# Do this
Select from the records below every line that has the word "plus" in it.

# Data extract
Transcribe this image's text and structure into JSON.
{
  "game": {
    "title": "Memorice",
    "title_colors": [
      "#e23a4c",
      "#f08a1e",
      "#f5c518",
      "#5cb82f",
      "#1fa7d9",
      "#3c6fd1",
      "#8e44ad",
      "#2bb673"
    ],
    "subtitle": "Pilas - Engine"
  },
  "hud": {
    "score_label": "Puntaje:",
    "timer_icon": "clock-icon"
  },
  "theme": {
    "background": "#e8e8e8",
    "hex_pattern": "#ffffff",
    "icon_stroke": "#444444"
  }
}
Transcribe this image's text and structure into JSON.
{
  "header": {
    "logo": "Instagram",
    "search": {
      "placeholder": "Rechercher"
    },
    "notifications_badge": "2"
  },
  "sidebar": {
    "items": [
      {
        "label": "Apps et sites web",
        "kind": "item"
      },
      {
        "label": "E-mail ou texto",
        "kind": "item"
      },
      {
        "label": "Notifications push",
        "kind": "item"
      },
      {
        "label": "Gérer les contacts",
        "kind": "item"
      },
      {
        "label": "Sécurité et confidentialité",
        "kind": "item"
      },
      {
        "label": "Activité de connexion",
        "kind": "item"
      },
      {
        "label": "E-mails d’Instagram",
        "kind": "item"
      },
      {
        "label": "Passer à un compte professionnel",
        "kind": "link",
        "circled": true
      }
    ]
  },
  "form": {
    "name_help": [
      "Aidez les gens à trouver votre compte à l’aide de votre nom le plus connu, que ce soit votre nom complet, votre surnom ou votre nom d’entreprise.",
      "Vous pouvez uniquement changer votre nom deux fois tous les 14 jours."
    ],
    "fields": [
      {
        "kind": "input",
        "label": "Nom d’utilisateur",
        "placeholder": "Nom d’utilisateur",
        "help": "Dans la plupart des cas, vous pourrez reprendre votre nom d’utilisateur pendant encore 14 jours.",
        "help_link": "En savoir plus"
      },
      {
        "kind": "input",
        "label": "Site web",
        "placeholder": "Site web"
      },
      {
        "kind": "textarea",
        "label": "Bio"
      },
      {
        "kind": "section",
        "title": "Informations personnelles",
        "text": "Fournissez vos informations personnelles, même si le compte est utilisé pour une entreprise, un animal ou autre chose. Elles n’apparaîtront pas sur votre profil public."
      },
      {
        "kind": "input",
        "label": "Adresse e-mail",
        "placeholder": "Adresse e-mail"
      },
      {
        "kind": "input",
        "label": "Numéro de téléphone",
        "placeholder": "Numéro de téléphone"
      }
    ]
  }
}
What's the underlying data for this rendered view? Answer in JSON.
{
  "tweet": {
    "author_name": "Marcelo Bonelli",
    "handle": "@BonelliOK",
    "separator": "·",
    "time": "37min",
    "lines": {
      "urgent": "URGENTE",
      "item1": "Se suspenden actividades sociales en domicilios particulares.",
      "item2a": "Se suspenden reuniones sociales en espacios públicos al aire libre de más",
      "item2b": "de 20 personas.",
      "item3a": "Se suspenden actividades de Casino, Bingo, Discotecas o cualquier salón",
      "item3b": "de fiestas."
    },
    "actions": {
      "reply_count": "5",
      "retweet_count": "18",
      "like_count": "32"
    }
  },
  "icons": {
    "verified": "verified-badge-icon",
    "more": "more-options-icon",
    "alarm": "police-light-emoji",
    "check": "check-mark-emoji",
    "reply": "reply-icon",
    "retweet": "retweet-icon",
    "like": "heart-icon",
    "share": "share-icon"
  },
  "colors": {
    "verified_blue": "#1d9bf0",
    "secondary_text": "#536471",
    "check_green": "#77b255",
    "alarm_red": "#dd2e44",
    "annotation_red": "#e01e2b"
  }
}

# Task output
      "Aidez les gens à trouver votre compte à l’aide de votre nom le plus connu, que ce soit votre nom complet, votre surnom ou votre nom d’entreprise.",
        "help_link": "En savoir plus"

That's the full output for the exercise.